__WHAT TO PRODUCE__:
Tally up the lines below that include the word "value". Answer with the number alone.

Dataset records
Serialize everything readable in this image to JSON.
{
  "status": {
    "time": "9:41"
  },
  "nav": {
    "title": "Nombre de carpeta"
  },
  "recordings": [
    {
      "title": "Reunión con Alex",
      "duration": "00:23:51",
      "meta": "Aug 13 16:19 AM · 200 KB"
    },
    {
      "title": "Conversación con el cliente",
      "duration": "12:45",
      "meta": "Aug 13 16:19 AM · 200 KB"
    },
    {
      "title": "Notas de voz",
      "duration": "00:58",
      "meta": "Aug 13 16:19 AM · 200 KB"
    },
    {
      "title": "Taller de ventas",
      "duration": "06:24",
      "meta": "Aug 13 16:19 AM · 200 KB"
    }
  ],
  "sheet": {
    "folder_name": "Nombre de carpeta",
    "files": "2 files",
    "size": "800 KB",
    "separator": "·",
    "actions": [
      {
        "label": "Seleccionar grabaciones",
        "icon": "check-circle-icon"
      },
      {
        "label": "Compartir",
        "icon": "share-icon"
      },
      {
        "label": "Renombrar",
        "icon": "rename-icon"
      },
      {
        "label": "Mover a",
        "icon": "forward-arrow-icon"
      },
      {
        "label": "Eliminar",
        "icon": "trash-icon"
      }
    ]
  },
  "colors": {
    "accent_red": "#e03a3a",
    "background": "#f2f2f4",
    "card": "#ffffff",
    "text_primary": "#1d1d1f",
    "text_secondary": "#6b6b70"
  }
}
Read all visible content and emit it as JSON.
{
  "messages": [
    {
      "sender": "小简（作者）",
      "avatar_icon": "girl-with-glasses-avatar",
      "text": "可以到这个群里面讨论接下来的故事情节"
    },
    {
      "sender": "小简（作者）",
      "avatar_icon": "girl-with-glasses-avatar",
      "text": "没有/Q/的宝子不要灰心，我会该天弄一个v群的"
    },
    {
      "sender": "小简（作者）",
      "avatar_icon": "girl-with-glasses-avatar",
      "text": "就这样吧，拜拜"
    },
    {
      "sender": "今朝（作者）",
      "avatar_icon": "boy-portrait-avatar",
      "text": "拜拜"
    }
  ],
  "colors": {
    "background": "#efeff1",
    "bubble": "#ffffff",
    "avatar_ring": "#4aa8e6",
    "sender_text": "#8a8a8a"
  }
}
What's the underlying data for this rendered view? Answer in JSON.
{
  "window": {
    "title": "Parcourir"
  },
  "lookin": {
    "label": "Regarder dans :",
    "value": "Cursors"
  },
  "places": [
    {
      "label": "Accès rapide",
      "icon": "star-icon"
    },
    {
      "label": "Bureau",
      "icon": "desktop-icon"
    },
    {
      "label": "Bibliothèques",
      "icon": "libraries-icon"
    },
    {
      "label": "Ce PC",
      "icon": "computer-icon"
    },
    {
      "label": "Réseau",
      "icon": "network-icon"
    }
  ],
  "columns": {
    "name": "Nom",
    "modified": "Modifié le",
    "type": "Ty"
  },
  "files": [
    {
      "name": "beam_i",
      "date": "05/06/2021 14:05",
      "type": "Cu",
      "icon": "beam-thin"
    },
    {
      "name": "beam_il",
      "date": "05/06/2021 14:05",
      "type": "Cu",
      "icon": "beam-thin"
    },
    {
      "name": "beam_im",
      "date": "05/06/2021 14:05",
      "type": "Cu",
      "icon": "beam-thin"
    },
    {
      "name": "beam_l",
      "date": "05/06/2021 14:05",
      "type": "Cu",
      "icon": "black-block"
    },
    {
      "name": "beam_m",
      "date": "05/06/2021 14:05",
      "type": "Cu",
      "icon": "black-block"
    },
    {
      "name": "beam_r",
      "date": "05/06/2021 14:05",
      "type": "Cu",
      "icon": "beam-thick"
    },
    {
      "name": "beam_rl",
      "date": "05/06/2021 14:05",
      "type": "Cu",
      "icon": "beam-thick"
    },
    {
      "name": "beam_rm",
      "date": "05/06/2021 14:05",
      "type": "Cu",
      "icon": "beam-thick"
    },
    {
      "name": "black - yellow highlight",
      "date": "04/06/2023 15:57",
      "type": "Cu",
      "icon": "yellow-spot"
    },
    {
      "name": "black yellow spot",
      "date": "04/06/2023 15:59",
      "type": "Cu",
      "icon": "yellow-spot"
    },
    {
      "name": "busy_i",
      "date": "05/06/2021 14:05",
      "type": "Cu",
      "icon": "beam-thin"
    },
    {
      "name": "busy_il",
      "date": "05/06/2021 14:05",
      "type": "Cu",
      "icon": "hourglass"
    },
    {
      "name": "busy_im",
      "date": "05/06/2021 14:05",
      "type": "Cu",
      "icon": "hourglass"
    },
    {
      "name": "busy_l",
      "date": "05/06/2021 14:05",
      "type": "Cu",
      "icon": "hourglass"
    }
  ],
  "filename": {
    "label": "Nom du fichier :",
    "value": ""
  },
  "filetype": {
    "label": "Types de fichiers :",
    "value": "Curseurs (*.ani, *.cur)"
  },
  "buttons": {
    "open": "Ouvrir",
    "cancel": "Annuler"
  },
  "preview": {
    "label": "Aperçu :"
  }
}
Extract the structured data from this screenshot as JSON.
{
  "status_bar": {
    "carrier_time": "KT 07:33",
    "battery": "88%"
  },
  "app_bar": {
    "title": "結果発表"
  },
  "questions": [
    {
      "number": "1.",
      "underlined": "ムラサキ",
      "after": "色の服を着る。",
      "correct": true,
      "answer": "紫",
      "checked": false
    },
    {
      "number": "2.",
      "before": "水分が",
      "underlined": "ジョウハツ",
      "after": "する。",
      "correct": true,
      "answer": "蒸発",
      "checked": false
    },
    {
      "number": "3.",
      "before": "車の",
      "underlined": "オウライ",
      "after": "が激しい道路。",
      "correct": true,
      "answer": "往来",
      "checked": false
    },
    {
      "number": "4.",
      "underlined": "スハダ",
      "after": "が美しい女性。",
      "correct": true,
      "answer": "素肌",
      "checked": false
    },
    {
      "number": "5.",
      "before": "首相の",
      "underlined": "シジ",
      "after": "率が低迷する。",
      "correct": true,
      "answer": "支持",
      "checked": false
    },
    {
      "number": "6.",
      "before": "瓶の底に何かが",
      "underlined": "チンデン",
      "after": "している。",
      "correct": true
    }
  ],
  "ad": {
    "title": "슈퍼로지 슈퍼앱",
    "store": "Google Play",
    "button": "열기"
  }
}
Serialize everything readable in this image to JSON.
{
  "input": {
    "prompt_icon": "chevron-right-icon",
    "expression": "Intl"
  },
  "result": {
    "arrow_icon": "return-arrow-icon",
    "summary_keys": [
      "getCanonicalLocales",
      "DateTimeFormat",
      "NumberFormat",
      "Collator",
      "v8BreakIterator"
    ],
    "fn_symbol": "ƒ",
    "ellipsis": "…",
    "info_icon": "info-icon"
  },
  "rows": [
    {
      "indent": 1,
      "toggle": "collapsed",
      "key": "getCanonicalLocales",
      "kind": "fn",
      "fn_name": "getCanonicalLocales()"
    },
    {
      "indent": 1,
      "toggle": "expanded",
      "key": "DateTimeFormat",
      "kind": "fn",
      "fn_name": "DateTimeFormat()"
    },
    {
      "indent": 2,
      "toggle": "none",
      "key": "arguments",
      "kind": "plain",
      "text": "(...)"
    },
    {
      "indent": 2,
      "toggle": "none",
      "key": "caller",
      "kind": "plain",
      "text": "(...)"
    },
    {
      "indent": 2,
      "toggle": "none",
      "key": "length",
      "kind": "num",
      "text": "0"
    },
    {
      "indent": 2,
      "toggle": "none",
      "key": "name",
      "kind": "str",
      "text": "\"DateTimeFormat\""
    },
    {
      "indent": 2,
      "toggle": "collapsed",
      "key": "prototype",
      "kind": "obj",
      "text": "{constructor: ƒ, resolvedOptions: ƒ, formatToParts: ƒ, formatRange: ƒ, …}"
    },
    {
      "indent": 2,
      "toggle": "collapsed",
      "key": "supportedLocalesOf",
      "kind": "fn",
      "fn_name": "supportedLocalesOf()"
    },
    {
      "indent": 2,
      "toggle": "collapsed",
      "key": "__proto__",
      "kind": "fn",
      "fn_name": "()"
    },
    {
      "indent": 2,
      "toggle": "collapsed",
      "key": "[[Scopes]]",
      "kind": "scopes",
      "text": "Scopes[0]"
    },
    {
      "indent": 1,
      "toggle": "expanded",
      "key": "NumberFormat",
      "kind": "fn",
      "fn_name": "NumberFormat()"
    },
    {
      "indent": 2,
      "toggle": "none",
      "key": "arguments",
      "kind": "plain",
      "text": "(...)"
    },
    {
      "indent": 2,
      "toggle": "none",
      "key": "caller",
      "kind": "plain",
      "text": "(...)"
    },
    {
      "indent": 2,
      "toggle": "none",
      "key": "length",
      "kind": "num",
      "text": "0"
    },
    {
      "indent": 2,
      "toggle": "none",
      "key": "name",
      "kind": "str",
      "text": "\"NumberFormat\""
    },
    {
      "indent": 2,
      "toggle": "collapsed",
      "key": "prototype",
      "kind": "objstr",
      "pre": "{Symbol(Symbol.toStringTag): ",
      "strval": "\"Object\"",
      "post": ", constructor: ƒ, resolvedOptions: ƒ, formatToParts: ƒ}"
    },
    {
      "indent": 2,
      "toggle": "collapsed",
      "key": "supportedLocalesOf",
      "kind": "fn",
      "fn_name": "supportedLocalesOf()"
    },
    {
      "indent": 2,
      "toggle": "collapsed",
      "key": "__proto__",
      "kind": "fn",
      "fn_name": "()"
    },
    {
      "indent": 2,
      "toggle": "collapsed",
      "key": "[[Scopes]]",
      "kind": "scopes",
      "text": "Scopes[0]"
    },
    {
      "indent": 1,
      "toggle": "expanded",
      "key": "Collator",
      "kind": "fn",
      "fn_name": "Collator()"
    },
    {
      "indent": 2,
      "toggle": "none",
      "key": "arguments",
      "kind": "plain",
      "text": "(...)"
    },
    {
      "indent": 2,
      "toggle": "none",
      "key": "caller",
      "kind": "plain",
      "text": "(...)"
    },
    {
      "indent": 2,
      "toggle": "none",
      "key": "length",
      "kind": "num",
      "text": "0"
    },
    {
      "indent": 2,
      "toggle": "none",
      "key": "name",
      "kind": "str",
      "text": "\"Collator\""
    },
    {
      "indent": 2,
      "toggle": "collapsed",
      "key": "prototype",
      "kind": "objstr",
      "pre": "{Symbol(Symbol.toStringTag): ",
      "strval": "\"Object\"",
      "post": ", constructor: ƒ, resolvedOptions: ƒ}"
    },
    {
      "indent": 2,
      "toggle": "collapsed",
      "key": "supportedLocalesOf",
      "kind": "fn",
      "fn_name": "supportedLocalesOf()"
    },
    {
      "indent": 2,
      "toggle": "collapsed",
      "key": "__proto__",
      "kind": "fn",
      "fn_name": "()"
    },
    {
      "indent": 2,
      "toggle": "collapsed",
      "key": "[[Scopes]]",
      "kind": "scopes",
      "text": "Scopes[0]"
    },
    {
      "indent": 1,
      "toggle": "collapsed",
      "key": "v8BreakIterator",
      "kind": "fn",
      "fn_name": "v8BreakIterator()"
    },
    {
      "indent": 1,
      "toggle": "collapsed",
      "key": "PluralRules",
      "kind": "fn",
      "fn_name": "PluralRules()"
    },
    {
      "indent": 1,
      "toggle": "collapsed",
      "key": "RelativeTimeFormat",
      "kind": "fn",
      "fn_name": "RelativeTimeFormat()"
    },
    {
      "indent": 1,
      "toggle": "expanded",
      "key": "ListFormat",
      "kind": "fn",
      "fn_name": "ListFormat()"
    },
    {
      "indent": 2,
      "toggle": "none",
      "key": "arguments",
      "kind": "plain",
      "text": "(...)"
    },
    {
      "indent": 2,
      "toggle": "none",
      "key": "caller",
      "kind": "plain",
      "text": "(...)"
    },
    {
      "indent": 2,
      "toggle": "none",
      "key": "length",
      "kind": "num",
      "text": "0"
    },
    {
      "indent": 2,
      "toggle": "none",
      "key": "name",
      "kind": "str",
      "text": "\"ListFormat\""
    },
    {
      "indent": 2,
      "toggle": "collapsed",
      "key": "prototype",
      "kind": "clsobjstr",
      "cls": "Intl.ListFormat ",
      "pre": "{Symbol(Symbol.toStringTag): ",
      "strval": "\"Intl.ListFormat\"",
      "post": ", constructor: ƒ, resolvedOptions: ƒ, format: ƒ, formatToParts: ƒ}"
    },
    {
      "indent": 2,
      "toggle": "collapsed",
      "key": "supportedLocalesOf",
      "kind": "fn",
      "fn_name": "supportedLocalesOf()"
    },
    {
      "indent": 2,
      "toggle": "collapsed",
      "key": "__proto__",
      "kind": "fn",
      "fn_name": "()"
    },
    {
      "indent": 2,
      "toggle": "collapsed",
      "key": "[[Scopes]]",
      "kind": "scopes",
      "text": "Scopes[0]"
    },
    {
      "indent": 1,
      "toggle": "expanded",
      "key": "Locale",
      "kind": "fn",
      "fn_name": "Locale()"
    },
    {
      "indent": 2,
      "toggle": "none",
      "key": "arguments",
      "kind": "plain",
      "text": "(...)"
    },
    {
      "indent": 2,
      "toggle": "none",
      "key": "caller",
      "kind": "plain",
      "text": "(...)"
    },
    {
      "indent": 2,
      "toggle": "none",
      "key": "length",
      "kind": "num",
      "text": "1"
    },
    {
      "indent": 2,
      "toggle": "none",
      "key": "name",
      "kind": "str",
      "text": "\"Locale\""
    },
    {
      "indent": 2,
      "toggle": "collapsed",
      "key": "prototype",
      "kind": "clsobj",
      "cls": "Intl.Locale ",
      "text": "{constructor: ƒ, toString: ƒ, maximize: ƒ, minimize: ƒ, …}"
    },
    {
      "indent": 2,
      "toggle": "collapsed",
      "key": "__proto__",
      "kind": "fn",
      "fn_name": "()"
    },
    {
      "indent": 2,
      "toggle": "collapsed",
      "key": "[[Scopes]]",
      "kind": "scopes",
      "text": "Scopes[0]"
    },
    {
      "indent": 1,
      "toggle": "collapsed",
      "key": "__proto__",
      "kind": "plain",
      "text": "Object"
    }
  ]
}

__THE COMPLETED TASK__:
3